WRITTEN TASK:
List the lines of this listing that hold the word "Rerun".

Stored data
- - - - -

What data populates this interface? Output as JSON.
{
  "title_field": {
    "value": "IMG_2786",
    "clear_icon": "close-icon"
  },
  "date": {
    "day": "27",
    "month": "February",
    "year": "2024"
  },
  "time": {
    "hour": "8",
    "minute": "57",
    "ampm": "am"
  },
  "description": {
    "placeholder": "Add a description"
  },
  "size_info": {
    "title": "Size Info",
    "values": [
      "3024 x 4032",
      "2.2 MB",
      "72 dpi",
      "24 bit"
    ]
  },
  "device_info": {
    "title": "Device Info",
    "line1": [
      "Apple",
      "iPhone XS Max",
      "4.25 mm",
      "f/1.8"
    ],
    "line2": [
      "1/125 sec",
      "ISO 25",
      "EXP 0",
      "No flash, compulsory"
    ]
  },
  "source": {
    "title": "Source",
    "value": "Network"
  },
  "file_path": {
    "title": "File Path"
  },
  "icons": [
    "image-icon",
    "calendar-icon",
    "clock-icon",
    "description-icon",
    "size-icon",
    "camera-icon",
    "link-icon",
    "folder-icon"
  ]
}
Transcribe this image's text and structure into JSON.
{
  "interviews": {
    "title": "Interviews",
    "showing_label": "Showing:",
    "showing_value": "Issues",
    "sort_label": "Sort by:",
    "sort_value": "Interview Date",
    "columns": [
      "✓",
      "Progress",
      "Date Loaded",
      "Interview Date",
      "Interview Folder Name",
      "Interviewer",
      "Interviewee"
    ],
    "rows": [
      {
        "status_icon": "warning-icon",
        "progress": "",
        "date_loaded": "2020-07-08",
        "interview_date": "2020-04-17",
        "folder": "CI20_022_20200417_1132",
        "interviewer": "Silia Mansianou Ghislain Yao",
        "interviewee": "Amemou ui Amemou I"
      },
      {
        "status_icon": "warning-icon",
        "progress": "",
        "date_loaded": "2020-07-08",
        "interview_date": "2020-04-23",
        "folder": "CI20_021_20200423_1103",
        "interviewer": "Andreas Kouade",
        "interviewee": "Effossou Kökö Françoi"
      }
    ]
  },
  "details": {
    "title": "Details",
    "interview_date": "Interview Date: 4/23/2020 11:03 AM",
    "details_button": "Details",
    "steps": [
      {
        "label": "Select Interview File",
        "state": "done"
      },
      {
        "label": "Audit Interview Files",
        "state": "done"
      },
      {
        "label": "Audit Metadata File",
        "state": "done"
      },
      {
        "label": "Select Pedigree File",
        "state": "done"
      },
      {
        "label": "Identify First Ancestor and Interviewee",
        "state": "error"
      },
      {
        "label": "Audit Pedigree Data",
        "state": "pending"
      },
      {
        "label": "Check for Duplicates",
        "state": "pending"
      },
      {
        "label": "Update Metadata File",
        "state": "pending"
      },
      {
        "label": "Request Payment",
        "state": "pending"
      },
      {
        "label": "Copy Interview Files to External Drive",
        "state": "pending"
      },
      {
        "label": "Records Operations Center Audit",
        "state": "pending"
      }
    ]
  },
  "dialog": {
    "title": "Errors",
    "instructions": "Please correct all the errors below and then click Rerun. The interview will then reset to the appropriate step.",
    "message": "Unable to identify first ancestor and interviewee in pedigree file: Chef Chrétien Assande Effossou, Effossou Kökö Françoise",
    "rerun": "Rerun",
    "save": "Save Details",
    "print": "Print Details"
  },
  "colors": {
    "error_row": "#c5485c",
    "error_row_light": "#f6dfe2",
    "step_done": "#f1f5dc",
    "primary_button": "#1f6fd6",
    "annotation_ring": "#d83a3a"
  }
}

- - - - -

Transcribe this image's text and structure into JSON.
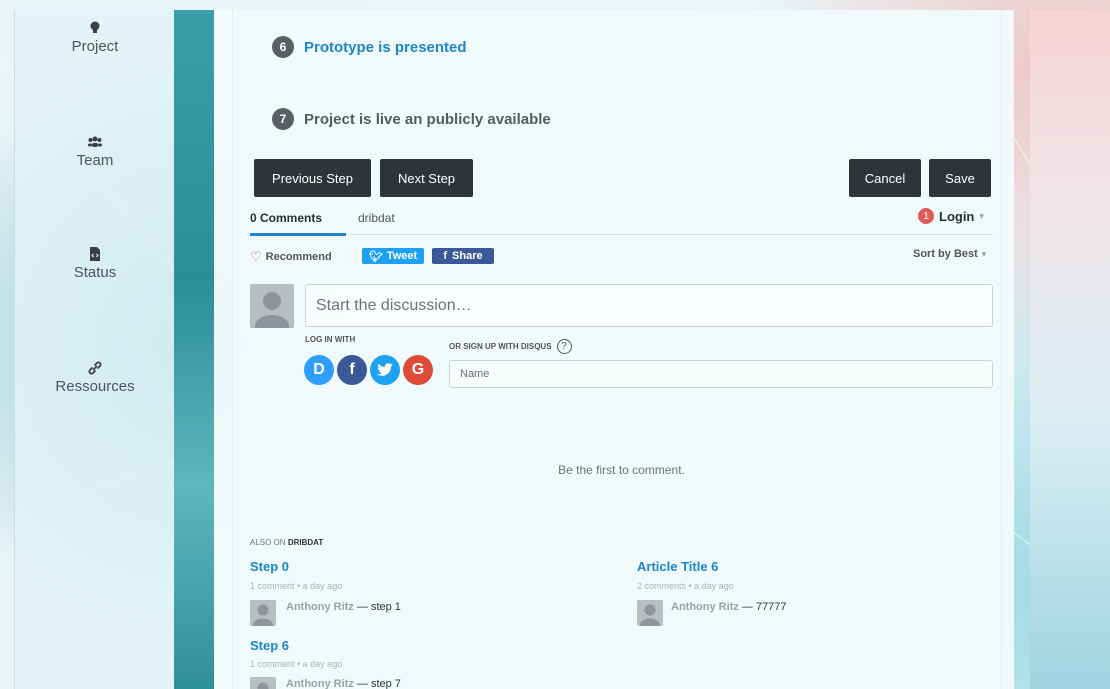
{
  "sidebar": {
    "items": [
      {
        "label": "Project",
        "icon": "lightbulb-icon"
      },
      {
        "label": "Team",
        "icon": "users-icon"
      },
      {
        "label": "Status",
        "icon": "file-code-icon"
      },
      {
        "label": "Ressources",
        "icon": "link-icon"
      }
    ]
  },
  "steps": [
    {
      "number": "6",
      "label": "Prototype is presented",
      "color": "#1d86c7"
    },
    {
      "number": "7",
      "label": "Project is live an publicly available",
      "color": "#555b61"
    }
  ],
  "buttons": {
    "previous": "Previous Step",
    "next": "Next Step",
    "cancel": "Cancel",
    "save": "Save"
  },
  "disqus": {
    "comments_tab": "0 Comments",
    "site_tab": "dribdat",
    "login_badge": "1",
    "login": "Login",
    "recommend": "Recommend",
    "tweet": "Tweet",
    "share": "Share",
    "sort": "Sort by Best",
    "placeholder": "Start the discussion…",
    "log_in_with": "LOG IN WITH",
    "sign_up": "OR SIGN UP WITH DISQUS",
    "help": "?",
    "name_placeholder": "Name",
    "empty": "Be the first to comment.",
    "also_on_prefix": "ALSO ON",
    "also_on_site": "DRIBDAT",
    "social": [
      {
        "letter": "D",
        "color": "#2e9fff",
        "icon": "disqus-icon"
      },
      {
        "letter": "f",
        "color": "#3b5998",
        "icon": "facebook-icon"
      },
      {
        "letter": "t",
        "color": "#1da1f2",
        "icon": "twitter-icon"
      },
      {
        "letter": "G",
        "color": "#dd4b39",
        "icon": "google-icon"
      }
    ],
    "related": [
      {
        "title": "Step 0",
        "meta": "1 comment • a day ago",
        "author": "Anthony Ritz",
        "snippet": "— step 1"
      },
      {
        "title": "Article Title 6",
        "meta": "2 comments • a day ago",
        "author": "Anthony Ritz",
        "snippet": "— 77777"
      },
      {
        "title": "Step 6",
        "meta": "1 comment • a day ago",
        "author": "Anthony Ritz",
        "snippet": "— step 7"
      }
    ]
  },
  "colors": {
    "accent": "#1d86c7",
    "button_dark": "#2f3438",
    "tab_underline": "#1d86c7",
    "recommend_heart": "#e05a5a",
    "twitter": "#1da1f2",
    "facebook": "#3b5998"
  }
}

- - - - -

SOLUTION TO THIS PROBLEM:
    "instructions": "Please correct all the errors below and then click Rerun. The interview will then reset to the appropriate step.",
    "rerun": "Rerun",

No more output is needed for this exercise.